begin Exercise material

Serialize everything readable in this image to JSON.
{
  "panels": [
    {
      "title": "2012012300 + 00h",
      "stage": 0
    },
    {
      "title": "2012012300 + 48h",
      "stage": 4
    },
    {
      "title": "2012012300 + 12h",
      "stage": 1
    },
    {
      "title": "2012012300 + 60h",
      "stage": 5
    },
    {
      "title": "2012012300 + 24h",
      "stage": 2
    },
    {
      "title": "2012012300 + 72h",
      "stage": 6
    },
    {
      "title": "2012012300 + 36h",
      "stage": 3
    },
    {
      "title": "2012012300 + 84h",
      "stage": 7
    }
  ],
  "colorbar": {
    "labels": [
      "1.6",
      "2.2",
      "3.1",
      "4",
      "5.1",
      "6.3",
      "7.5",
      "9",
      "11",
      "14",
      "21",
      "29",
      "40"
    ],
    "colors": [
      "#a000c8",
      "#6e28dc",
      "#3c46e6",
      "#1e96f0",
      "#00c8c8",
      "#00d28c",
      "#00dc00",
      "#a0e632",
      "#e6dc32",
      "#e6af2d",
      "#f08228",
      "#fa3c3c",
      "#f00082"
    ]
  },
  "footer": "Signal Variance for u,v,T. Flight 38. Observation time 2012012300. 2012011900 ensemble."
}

end Exercise material
begin Exercise material

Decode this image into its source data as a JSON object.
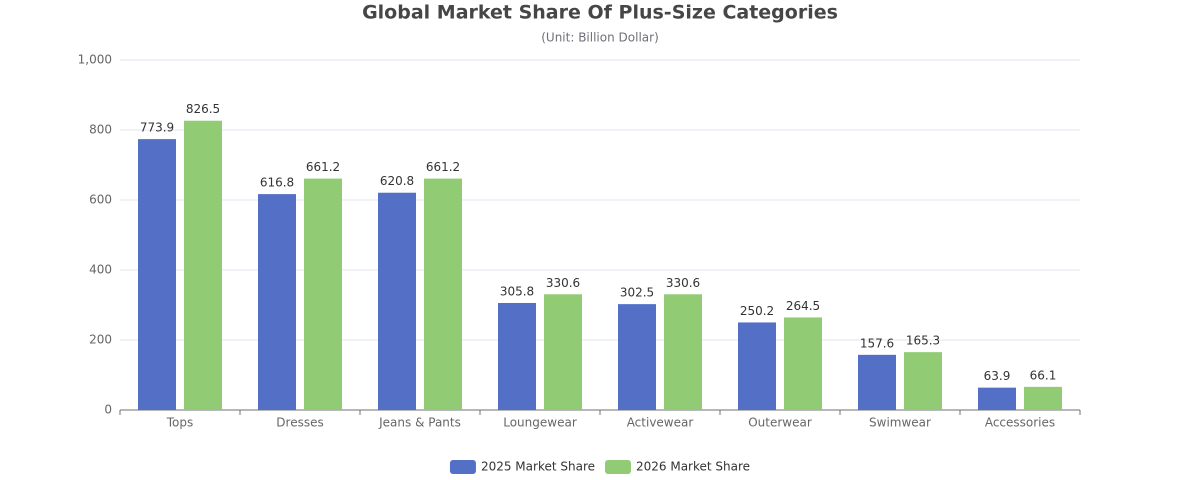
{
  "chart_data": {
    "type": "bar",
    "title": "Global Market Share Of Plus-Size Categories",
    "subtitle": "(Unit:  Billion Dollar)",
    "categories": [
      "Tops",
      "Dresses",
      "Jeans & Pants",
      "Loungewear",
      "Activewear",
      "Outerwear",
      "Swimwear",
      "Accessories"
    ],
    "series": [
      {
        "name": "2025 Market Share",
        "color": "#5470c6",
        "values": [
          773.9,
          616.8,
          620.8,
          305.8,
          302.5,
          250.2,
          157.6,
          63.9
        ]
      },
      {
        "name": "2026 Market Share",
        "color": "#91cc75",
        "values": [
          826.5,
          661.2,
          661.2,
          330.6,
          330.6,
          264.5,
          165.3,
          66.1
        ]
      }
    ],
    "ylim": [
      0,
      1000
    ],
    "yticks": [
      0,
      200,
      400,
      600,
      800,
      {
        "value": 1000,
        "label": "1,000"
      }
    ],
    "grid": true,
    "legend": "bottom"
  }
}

end Exercise material
begin Exercise material

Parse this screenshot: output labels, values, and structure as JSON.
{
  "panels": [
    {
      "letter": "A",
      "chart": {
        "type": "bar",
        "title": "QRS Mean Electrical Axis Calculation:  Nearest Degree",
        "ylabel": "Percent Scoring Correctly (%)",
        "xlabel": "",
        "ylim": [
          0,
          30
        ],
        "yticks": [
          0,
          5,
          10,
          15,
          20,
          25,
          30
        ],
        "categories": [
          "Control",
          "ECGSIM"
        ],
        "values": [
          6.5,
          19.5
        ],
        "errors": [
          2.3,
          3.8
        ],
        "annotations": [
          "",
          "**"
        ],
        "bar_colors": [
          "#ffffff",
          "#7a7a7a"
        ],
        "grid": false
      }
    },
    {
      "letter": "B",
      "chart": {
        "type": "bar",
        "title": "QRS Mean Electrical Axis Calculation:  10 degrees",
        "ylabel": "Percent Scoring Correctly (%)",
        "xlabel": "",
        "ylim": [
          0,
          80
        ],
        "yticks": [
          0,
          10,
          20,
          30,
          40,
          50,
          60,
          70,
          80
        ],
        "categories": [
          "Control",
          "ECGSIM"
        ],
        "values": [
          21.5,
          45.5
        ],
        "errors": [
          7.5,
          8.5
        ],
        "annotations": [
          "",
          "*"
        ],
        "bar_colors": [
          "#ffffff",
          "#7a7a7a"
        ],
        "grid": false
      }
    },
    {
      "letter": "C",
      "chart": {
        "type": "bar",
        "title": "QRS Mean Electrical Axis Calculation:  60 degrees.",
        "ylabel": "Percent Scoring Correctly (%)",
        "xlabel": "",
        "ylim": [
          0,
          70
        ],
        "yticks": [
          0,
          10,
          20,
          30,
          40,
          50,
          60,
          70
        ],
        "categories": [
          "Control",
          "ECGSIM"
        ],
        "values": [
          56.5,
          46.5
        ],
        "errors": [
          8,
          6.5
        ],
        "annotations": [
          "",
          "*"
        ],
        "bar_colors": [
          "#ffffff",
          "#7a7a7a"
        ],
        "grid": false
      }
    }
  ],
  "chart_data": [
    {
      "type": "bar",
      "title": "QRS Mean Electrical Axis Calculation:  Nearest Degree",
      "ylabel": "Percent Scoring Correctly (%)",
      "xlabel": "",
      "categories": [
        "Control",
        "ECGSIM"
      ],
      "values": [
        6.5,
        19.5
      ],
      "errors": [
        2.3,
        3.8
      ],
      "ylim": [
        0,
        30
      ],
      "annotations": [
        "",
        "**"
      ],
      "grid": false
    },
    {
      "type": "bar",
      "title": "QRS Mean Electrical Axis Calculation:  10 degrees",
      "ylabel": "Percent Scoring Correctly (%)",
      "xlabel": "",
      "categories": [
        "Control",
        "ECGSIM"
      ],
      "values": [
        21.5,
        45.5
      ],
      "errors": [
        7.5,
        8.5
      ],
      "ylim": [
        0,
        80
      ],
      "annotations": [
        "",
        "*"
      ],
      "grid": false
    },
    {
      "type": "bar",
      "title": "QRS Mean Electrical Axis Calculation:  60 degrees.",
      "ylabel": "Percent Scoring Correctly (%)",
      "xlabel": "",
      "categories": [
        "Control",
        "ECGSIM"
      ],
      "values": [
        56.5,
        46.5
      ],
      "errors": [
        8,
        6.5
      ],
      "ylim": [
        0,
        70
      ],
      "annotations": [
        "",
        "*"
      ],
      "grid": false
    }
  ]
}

end Exercise material

> _What to do_
Work out how many lines in the entries hold the string "Share". Your answer should consist solely of that number.

> _Response_
3